§ **What to do**
All records must be quoted exactly. Omit the pictures.

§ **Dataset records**

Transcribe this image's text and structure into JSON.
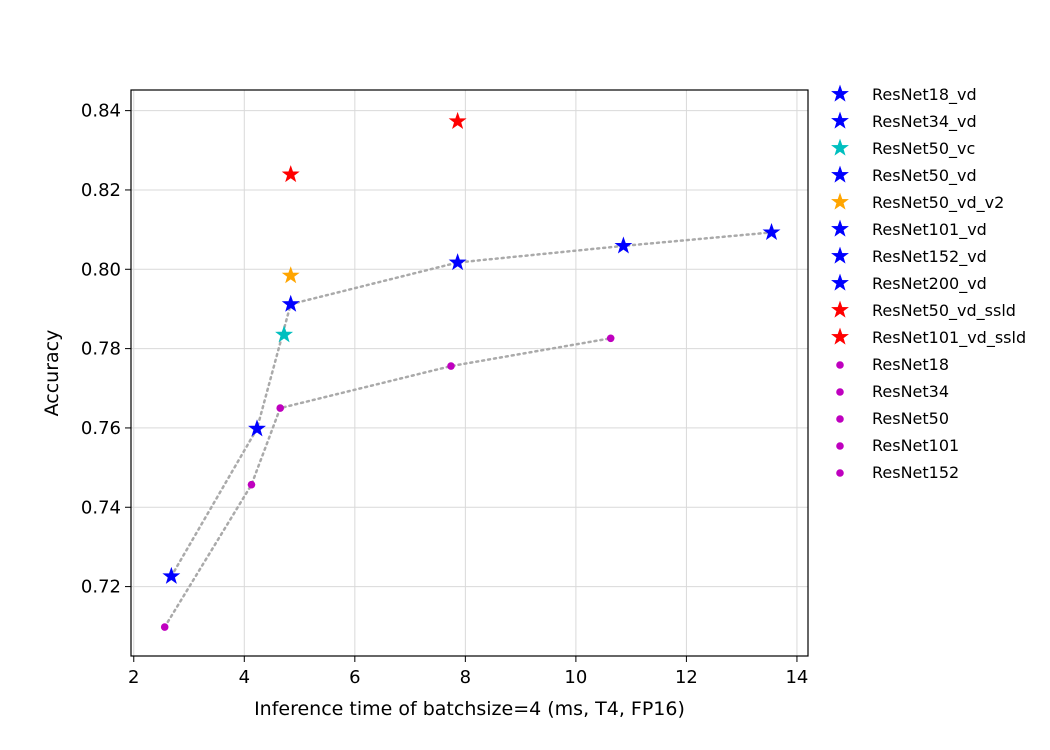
{
  "chart_data": {
    "type": "scatter",
    "title": "",
    "xlabel": "Inference time of batchsize=4 (ms, T4, FP16)",
    "ylabel": "Accuracy",
    "xlim": [
      1.95,
      14.2
    ],
    "ylim": [
      0.7025,
      0.8452
    ],
    "xticks": [
      2,
      4,
      6,
      8,
      10,
      12,
      14
    ],
    "yticks": [
      0.72,
      0.74,
      0.76,
      0.78,
      0.8,
      0.82,
      0.84
    ],
    "grid": true,
    "legend_position": "outside-right",
    "colors": {
      "blue": "#0000ff",
      "cyan": "#00bfbf",
      "orange": "#ffa500",
      "red": "#ff0000",
      "magenta": "#bf00bf",
      "trend_line": "#aaaaaa"
    },
    "series": [
      {
        "name": "ResNet18_vd",
        "marker": "star",
        "color": "#0000ff",
        "points": [
          {
            "x": 2.68,
            "y": 0.7226
          }
        ]
      },
      {
        "name": "ResNet34_vd",
        "marker": "star",
        "color": "#0000ff",
        "points": [
          {
            "x": 4.23,
            "y": 0.7598
          }
        ]
      },
      {
        "name": "ResNet50_vc",
        "marker": "star",
        "color": "#00bfbf",
        "points": [
          {
            "x": 4.72,
            "y": 0.7835
          }
        ]
      },
      {
        "name": "ResNet50_vd",
        "marker": "star",
        "color": "#0000ff",
        "points": [
          {
            "x": 4.84,
            "y": 0.7912
          }
        ]
      },
      {
        "name": "ResNet50_vd_v2",
        "marker": "star",
        "color": "#ffa500",
        "points": [
          {
            "x": 4.84,
            "y": 0.7984
          }
        ]
      },
      {
        "name": "ResNet101_vd",
        "marker": "star",
        "color": "#0000ff",
        "points": [
          {
            "x": 7.86,
            "y": 0.8017
          }
        ]
      },
      {
        "name": "ResNet152_vd",
        "marker": "star",
        "color": "#0000ff",
        "points": [
          {
            "x": 10.86,
            "y": 0.8059
          }
        ]
      },
      {
        "name": "ResNet200_vd",
        "marker": "star",
        "color": "#0000ff",
        "points": [
          {
            "x": 13.54,
            "y": 0.8093
          }
        ]
      },
      {
        "name": "ResNet50_vd_ssld",
        "marker": "star",
        "color": "#ff0000",
        "points": [
          {
            "x": 4.84,
            "y": 0.8239
          }
        ]
      },
      {
        "name": "ResNet101_vd_ssld",
        "marker": "star",
        "color": "#ff0000",
        "points": [
          {
            "x": 7.86,
            "y": 0.8373
          }
        ]
      },
      {
        "name": "ResNet18",
        "marker": "dot",
        "color": "#bf00bf",
        "points": [
          {
            "x": 2.56,
            "y": 0.7098
          }
        ]
      },
      {
        "name": "ResNet34",
        "marker": "dot",
        "color": "#bf00bf",
        "points": [
          {
            "x": 4.13,
            "y": 0.7457
          }
        ]
      },
      {
        "name": "ResNet50",
        "marker": "dot",
        "color": "#bf00bf",
        "points": [
          {
            "x": 4.65,
            "y": 0.765
          }
        ]
      },
      {
        "name": "ResNet101",
        "marker": "dot",
        "color": "#bf00bf",
        "points": [
          {
            "x": 7.74,
            "y": 0.7756
          }
        ]
      },
      {
        "name": "ResNet152",
        "marker": "dot",
        "color": "#bf00bf",
        "points": [
          {
            "x": 10.63,
            "y": 0.7826
          }
        ]
      }
    ],
    "trend_lines": [
      {
        "points": [
          {
            "x": 2.68,
            "y": 0.7226
          },
          {
            "x": 4.23,
            "y": 0.7598
          },
          {
            "x": 4.84,
            "y": 0.7912
          },
          {
            "x": 7.86,
            "y": 0.8017
          },
          {
            "x": 10.86,
            "y": 0.8059
          },
          {
            "x": 13.54,
            "y": 0.8093
          }
        ]
      },
      {
        "points": [
          {
            "x": 2.56,
            "y": 0.7098
          },
          {
            "x": 4.13,
            "y": 0.7457
          },
          {
            "x": 4.65,
            "y": 0.765
          },
          {
            "x": 7.74,
            "y": 0.7756
          },
          {
            "x": 10.63,
            "y": 0.7826
          }
        ]
      }
    ]
  }
}
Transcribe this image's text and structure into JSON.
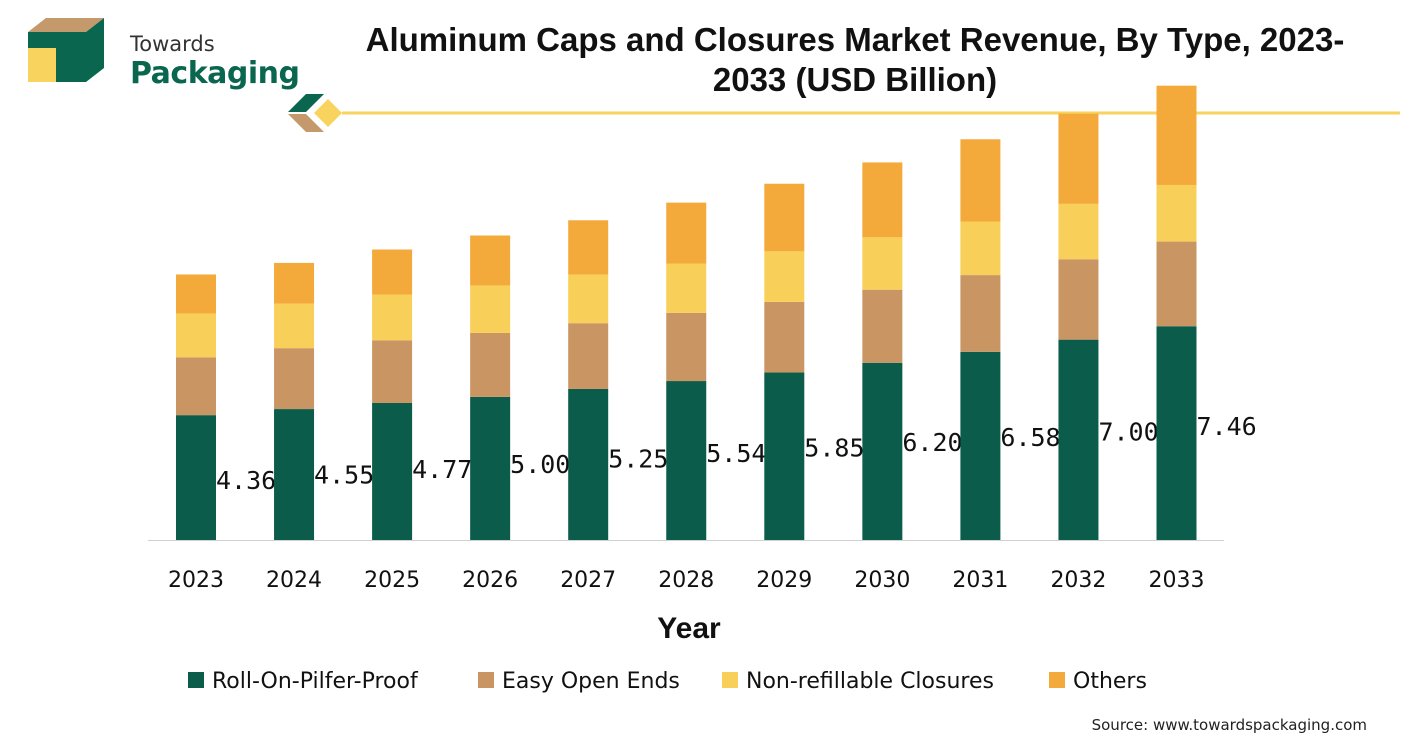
{
  "brand": {
    "line1": "Towards",
    "line2": "Packaging"
  },
  "title": "Aluminum Caps and Closures Market Revenue, By Type, 2023-2033 (USD Billion)",
  "source": "Source: www.towardspackaging.com",
  "colors": {
    "roll_on": "#0b5c4b",
    "easy_open": "#c99663",
    "non_refillable": "#f8cf58",
    "others": "#f4a93b",
    "brand_green": "#0b6650",
    "brand_tan": "#c49a6c",
    "brand_yellow": "#f8d35e"
  },
  "chart_data": {
    "type": "bar",
    "stacked": true,
    "xlabel": "Year",
    "ylabel": "",
    "categories": [
      "2023",
      "2024",
      "2025",
      "2026",
      "2027",
      "2028",
      "2029",
      "2030",
      "2031",
      "2032",
      "2033"
    ],
    "data_labels": [
      "4.36",
      "4.55",
      "4.77",
      "5.00",
      "5.25",
      "5.54",
      "5.85",
      "6.20",
      "6.58",
      "7.00",
      "7.46"
    ],
    "series": [
      {
        "name": "Roll-On-Pilfer-Proof",
        "color": "#0b5c4b",
        "values": [
          2.05,
          2.15,
          2.25,
          2.35,
          2.48,
          2.61,
          2.75,
          2.91,
          3.09,
          3.29,
          3.51
        ]
      },
      {
        "name": "Easy Open Ends",
        "color": "#c99663",
        "values": [
          0.95,
          1.0,
          1.03,
          1.05,
          1.08,
          1.12,
          1.16,
          1.2,
          1.26,
          1.32,
          1.39
        ]
      },
      {
        "name": "Non-refillable Closures",
        "color": "#f8cf58",
        "values": [
          0.72,
          0.73,
          0.75,
          0.78,
          0.8,
          0.81,
          0.83,
          0.86,
          0.88,
          0.91,
          0.93
        ]
      },
      {
        "name": "Others",
        "color": "#f4a93b",
        "values": [
          0.64,
          0.67,
          0.74,
          0.82,
          0.89,
          1.0,
          1.11,
          1.23,
          1.35,
          1.48,
          1.63
        ]
      }
    ],
    "legend": "bottom",
    "grid": false
  }
}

§ **Result below**
Transcribe this image's text and structure into JSON.
{
  "chart_data": {
    "type": "scatter",
    "title": "",
    "xlabel": "Inference time of batchsize=4 (ms, T4, FP16)",
    "ylabel": "Accuracy",
    "xlim": [
      1.95,
      14.2
    ],
    "ylim": [
      0.7025,
      0.8452
    ],
    "xticks": [
      2,
      4,
      6,
      8,
      10,
      12,
      14
    ],
    "yticks": [
      0.72,
      0.74,
      0.76,
      0.78,
      0.8,
      0.82,
      0.84
    ],
    "grid": true,
    "legend_position": "outside-right",
    "colors": {
      "blue": "#0000ff",
      "cyan": "#00bfbf",
      "orange": "#ffa500",
      "red": "#ff0000",
      "magenta": "#bf00bf",
      "trend_line": "#aaaaaa"
    },
    "series": [
      {
        "name": "ResNet18_vd",
        "marker": "star",
        "color": "#0000ff",
        "points": [
          {
            "x": 2.68,
            "y": 0.7226
          }
        ]
      },
      {
        "name": "ResNet34_vd",
        "marker": "star",
        "color": "#0000ff",
        "points": [
          {
            "x": 4.23,
            "y": 0.7598
          }
        ]
      },
      {
        "name": "ResNet50_vc",
        "marker": "star",
        "color": "#00bfbf",
        "points": [
          {
            "x": 4.72,
            "y": 0.7835
          }
        ]
      },
      {
        "name": "ResNet50_vd",
        "marker": "star",
        "color": "#0000ff",
        "points": [
          {
            "x": 4.84,
            "y": 0.7912
          }
        ]
      },
      {
        "name": "ResNet50_vd_v2",
        "marker": "star",
        "color": "#ffa500",
        "points": [
          {
            "x": 4.84,
            "y": 0.7984
          }
        ]
      },
      {
        "name": "ResNet101_vd",
        "marker": "star",
        "color": "#0000ff",
        "points": [
          {
            "x": 7.86,
            "y": 0.8017
          }
        ]
      },
      {
        "name": "ResNet152_vd",
        "marker": "star",
        "color": "#0000ff",
        "points": [
          {
            "x": 10.86,
            "y": 0.8059
          }
        ]
      },
      {
        "name": "ResNet200_vd",
        "marker": "star",
        "color": "#0000ff",
        "points": [
          {
            "x": 13.54,
            "y": 0.8093
          }
        ]
      },
      {
        "name": "ResNet50_vd_ssld",
        "marker": "star",
        "color": "#ff0000",
        "points": [
          {
            "x": 4.84,
            "y": 0.8239
          }
        ]
      },
      {
        "name": "ResNet101_vd_ssld",
        "marker": "star",
        "color": "#ff0000",
        "points": [
          {
            "x": 7.86,
            "y": 0.8373
          }
        ]
      },
      {
        "name": "ResNet18",
        "marker": "dot",
        "color": "#bf00bf",
        "points": [
          {
            "x": 2.56,
            "y": 0.7098
          }
        ]
      },
      {
        "name": "ResNet34",
        "marker": "dot",
        "color": "#bf00bf",
        "points": [
          {
            "x": 4.13,
            "y": 0.7457
          }
        ]
      },
      {
        "name": "ResNet50",
        "marker": "dot",
        "color": "#bf00bf",
        "points": [
          {
            "x": 4.65,
            "y": 0.765
          }
        ]
      },
      {
        "name": "ResNet101",
        "marker": "dot",
        "color": "#bf00bf",
        "points": [
          {
            "x": 7.74,
            "y": 0.7756
          }
        ]
      },
      {
        "name": "ResNet152",
        "marker": "dot",
        "color": "#bf00bf",
        "points": [
          {
            "x": 10.63,
            "y": 0.7826
          }
        ]
      }
    ],
    "trend_lines": [
      {
        "points": [
          {
            "x": 2.68,
            "y": 0.7226
          },
          {
            "x": 4.23,
            "y": 0.7598
          },
          {
            "x": 4.84,
            "y": 0.7912
          },
          {
            "x": 7.86,
            "y": 0.8017
          },
          {
            "x": 10.86,
            "y": 0.8059
          },
          {
            "x": 13.54,
            "y": 0.8093
          }
        ]
      },
      {
        "points": [
          {
            "x": 2.56,
            "y": 0.7098
          },
          {
            "x": 4.13,
            "y": 0.7457
          },
          {
            "x": 4.65,
            "y": 0.765
          },
          {
            "x": 7.74,
            "y": 0.7756
          },
          {
            "x": 10.63,
            "y": 0.7826
          }
        ]
      }
    ]
  }
}
Transcribe this image's text and structure into JSON.
{
  "brand": {
    "line1": "Towards",
    "line2": "Packaging"
  },
  "title": "Aluminum Caps and Closures Market Revenue, By Type, 2023-2033 (USD Billion)",
  "source": "Source: www.towardspackaging.com",
  "colors": {
    "roll_on": "#0b5c4b",
    "easy_open": "#c99663",
    "non_refillable": "#f8cf58",
    "others": "#f4a93b",
    "brand_green": "#0b6650",
    "brand_tan": "#c49a6c",
    "brand_yellow": "#f8d35e"
  },
  "chart_data": {
    "type": "bar",
    "stacked": true,
    "xlabel": "Year",
    "ylabel": "",
    "categories": [
      "2023",
      "2024",
      "2025",
      "2026",
      "2027",
      "2028",
      "2029",
      "2030",
      "2031",
      "2032",
      "2033"
    ],
    "data_labels": [
      "4.36",
      "4.55",
      "4.77",
      "5.00",
      "5.25",
      "5.54",
      "5.85",
      "6.20",
      "6.58",
      "7.00",
      "7.46"
    ],
    "series": [
      {
        "name": "Roll-On-Pilfer-Proof",
        "color": "#0b5c4b",
        "values": [
          2.05,
          2.15,
          2.25,
          2.35,
          2.48,
          2.61,
          2.75,
          2.91,
          3.09,
          3.29,
          3.51
        ]
      },
      {
        "name": "Easy Open Ends",
        "color": "#c99663",
        "values": [
          0.95,
          1.0,
          1.03,
          1.05,
          1.08,
          1.12,
          1.16,
          1.2,
          1.26,
          1.32,
          1.39
        ]
      },
      {
        "name": "Non-refillable Closures",
        "color": "#f8cf58",
        "values": [
          0.72,
          0.73,
          0.75,
          0.78,
          0.8,
          0.81,
          0.83,
          0.86,
          0.88,
          0.91,
          0.93
        ]
      },
      {
        "name": "Others",
        "color": "#f4a93b",
        "values": [
          0.64,
          0.67,
          0.74,
          0.82,
          0.89,
          1.0,
          1.11,
          1.23,
          1.35,
          1.48,
          1.63
        ]
      }
    ],
    "legend": "bottom",
    "grid": false
  }
}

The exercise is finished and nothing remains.